### TASK INPUT
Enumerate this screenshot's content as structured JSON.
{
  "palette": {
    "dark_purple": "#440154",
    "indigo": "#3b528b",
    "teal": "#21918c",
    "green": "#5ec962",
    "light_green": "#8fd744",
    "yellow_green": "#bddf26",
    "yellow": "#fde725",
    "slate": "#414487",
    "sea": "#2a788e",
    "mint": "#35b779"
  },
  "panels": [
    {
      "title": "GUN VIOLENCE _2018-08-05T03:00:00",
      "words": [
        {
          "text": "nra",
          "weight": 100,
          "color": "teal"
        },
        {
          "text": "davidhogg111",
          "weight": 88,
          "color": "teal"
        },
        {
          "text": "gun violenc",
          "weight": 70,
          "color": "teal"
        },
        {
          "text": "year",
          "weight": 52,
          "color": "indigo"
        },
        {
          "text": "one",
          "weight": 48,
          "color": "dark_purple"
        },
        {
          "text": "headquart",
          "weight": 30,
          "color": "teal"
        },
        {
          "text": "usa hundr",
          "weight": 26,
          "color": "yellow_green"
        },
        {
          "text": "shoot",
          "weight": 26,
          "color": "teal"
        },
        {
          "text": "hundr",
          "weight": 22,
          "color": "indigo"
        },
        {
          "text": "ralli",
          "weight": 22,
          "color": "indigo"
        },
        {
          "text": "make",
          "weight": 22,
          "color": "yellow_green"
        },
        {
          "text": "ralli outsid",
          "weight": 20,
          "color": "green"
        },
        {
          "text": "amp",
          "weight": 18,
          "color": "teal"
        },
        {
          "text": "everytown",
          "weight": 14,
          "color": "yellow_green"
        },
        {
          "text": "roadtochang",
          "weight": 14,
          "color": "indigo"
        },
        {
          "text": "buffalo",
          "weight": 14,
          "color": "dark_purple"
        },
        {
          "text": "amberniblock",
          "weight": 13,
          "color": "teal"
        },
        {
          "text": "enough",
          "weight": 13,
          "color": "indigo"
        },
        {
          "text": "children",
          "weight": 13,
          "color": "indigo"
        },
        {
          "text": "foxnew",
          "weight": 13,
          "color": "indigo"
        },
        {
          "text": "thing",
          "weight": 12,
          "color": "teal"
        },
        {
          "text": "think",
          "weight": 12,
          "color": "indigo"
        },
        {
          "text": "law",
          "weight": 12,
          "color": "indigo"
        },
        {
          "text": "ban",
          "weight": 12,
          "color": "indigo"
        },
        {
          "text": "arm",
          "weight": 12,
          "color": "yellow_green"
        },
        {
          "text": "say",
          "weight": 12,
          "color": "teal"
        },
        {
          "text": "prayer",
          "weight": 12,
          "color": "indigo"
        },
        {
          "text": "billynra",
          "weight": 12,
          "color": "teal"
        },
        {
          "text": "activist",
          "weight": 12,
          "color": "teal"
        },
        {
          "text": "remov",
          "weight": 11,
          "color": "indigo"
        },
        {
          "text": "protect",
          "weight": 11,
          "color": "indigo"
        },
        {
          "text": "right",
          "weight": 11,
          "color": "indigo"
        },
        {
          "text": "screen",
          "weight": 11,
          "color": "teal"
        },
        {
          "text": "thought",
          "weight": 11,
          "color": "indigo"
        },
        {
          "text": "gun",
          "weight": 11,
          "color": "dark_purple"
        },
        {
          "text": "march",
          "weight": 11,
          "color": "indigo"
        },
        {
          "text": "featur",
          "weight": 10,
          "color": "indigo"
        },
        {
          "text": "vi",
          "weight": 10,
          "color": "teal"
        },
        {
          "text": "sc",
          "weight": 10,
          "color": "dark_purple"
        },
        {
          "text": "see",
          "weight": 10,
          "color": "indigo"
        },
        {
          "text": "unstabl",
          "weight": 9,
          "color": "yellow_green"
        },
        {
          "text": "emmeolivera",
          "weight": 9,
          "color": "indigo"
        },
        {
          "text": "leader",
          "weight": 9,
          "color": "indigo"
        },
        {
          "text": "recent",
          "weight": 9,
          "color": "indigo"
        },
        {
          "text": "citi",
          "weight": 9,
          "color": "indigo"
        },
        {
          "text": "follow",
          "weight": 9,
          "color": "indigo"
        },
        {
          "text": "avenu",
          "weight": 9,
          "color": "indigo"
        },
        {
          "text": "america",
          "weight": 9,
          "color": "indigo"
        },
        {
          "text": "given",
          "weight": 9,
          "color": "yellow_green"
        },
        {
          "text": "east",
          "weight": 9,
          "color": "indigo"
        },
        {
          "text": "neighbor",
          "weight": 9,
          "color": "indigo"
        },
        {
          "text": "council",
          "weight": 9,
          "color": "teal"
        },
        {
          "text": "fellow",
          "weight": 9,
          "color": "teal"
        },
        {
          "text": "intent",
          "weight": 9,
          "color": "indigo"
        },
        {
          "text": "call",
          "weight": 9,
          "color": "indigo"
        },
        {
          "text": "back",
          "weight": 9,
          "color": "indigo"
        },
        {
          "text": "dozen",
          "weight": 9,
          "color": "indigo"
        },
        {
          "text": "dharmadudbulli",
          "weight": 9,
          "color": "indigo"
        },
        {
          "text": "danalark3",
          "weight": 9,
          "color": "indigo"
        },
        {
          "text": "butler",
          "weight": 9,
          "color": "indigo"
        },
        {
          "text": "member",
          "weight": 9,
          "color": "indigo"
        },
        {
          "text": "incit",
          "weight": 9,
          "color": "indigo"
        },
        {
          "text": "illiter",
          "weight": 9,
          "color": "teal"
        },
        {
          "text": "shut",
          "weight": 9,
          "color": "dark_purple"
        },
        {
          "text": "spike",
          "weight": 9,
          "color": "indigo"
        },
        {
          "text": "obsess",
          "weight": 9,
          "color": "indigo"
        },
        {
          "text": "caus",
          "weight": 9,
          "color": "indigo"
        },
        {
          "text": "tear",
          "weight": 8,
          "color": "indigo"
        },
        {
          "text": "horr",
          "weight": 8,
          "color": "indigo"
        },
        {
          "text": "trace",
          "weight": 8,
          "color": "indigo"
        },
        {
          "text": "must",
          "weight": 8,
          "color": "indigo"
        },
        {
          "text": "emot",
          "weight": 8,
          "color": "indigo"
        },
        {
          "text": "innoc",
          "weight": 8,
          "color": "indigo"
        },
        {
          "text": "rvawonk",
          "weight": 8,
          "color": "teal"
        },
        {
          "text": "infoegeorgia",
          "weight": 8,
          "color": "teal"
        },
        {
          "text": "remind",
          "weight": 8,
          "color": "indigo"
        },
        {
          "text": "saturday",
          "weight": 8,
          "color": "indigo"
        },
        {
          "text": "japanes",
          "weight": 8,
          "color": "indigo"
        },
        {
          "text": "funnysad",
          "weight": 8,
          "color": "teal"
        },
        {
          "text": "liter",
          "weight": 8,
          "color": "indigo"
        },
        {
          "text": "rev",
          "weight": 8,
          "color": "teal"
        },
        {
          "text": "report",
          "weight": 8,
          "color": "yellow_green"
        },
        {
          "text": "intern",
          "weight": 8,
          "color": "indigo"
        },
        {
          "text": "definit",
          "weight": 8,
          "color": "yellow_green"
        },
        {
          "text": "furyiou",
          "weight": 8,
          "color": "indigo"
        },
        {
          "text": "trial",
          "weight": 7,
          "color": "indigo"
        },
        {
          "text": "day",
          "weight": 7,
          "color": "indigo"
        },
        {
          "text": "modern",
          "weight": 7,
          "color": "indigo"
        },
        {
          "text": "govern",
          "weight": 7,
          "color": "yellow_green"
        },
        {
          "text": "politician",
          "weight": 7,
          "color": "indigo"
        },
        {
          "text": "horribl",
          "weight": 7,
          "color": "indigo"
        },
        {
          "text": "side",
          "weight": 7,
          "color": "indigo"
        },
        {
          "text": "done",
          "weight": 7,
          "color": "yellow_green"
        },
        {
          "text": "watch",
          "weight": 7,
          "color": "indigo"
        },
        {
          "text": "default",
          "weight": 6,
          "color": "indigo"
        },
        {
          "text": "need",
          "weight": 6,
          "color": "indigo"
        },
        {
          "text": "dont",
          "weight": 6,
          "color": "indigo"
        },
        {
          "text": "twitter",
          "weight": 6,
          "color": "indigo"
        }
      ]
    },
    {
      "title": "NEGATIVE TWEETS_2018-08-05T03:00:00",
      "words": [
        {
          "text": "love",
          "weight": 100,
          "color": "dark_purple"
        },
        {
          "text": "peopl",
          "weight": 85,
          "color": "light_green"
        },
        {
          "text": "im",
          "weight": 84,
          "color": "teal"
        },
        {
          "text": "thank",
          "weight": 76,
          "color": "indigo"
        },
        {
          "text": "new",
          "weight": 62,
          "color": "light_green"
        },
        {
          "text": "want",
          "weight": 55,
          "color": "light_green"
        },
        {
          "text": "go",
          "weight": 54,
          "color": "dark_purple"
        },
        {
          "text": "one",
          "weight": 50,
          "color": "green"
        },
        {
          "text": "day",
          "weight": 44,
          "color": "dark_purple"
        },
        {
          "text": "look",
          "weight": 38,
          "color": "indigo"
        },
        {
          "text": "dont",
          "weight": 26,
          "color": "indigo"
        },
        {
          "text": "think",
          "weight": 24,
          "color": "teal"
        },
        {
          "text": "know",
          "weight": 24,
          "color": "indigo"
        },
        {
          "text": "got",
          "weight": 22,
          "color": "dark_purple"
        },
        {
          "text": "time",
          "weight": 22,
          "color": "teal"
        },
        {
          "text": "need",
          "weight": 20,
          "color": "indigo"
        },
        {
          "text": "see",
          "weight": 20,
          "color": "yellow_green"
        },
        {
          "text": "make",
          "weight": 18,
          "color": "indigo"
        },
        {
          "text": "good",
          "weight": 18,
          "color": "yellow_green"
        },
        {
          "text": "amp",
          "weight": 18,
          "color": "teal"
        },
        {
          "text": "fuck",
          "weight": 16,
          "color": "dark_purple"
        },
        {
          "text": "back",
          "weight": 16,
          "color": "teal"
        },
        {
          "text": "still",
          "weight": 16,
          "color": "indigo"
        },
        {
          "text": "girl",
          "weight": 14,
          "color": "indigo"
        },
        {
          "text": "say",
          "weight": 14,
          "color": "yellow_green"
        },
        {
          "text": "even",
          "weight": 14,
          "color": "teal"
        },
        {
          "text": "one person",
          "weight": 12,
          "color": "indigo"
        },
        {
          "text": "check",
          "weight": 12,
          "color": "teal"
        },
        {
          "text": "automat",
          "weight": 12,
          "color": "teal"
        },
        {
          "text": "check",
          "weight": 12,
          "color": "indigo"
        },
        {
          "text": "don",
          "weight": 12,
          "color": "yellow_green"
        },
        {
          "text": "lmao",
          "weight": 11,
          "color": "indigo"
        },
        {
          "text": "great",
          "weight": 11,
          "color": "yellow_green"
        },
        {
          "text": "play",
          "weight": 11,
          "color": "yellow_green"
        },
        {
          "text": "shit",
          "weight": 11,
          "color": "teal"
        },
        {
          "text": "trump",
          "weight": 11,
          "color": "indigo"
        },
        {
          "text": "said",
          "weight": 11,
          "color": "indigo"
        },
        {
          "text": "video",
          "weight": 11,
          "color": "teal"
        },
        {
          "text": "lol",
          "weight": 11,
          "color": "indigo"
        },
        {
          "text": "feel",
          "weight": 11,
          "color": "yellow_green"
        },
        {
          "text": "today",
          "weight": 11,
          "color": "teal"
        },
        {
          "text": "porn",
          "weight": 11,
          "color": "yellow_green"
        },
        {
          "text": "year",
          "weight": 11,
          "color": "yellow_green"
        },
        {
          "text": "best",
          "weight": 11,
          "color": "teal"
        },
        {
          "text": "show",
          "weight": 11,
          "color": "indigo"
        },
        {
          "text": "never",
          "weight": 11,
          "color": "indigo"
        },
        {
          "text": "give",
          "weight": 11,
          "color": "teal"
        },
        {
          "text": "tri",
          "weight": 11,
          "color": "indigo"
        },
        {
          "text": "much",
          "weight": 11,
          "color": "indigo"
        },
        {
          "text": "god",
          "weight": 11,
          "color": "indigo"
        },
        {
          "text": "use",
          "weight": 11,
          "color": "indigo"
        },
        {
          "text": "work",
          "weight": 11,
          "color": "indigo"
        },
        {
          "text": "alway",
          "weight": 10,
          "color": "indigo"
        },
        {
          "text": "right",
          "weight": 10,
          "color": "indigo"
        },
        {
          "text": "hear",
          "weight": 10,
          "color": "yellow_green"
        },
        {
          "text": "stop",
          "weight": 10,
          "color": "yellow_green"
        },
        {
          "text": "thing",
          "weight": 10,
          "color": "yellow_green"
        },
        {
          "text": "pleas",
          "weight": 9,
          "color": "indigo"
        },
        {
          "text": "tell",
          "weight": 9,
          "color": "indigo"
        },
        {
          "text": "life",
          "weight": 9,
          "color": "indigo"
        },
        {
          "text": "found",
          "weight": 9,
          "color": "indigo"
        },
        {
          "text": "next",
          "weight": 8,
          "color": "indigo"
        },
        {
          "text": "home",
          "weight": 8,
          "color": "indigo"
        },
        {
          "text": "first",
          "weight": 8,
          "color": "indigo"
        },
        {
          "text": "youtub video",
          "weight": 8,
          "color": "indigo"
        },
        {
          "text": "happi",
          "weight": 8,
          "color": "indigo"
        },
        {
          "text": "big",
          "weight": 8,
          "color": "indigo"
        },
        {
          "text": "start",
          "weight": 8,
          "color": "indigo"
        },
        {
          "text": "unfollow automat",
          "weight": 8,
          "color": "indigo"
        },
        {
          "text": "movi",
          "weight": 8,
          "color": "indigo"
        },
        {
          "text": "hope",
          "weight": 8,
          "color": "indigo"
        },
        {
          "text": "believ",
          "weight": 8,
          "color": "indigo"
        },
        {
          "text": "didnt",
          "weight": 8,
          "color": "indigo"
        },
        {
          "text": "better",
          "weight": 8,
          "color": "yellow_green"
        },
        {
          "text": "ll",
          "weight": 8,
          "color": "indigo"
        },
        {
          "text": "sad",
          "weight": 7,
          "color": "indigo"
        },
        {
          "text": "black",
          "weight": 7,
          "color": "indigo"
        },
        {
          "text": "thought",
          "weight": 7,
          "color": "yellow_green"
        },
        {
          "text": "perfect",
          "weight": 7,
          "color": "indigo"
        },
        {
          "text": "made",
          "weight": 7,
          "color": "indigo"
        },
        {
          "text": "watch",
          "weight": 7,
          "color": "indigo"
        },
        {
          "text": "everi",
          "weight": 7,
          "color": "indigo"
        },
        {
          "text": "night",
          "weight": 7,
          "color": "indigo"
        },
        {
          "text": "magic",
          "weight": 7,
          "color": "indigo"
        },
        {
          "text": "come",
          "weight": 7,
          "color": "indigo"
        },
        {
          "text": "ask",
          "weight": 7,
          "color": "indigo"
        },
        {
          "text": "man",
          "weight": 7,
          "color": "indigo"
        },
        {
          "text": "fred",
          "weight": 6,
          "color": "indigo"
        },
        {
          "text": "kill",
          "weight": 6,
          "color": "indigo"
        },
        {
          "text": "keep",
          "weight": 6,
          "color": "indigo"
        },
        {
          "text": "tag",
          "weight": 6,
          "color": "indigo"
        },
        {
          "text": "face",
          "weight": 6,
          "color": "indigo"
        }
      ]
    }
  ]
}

### WORK TO BE COMPLETED
Scan the material and collect every line that contains "automat".

### FINAL RESULT
          "text": "automat",
          "text": "unfollow automat",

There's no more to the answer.